Search the data for the string "What" and extract every line where it appears.

**Dataset rows:**
— Begin —
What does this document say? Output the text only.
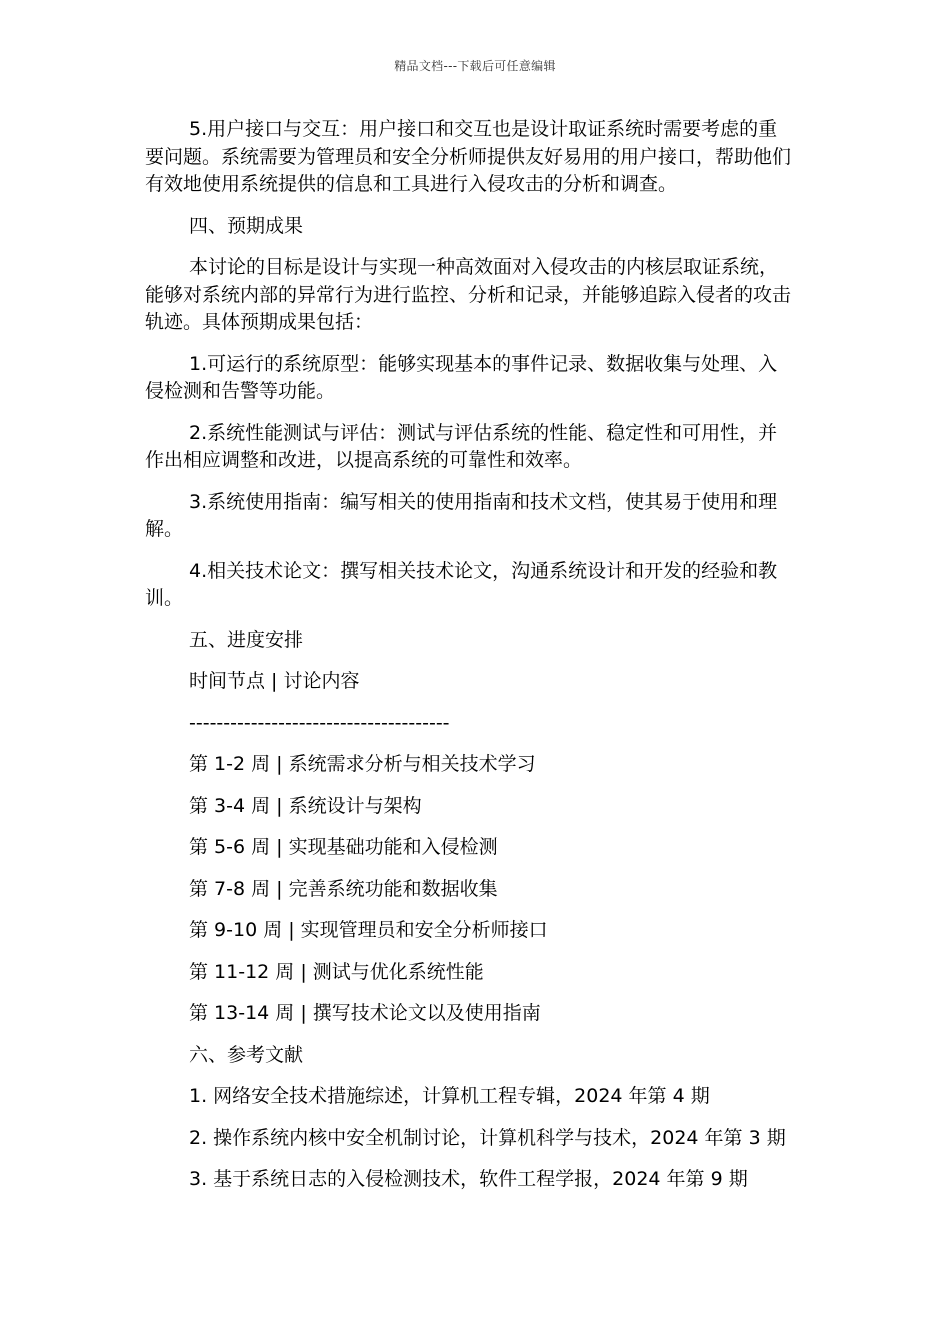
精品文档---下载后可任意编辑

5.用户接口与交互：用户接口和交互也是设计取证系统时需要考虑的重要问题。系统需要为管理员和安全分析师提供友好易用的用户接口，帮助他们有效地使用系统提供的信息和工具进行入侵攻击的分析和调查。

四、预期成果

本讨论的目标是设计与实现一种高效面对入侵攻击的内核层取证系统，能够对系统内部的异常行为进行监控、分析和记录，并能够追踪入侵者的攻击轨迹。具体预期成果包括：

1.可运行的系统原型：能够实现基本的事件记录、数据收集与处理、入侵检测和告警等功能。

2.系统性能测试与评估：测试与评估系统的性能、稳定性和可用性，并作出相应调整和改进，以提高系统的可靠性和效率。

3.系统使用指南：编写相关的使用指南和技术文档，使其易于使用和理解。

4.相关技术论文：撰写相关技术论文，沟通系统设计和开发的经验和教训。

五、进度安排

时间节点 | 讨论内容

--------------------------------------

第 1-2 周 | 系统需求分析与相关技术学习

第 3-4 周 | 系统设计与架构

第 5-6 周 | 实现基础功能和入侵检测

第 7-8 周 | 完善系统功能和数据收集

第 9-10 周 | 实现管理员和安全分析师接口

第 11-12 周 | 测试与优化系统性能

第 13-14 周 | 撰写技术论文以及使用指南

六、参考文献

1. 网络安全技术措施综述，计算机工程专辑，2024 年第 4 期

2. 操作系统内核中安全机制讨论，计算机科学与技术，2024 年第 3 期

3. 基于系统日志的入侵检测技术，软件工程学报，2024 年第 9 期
— End —
— Begin —
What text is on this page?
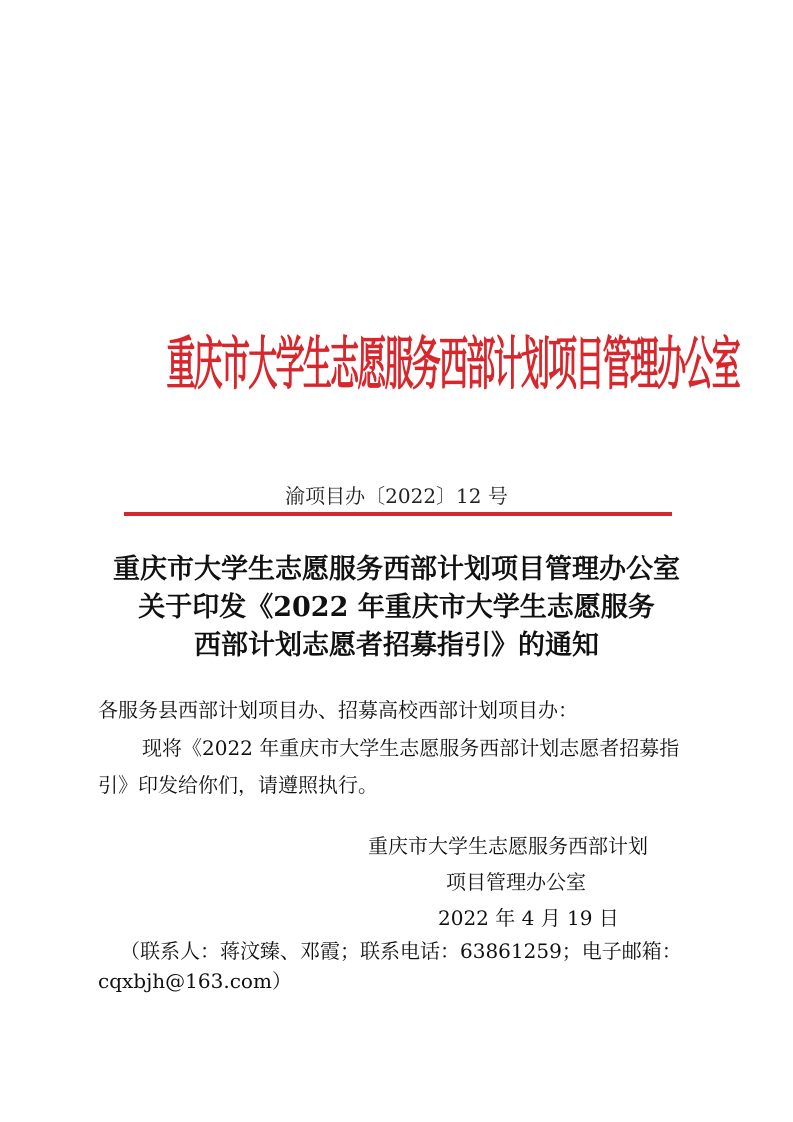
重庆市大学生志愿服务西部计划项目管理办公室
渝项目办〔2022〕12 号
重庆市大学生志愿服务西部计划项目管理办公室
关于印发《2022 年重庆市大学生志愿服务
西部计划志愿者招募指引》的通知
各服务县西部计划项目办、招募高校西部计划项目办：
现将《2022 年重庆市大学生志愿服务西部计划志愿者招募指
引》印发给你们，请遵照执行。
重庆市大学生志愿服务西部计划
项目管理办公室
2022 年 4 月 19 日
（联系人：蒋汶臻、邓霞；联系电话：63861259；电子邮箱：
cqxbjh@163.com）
— End —
**Completed task:**
What does this document say? Output the text only.
What text is on this page?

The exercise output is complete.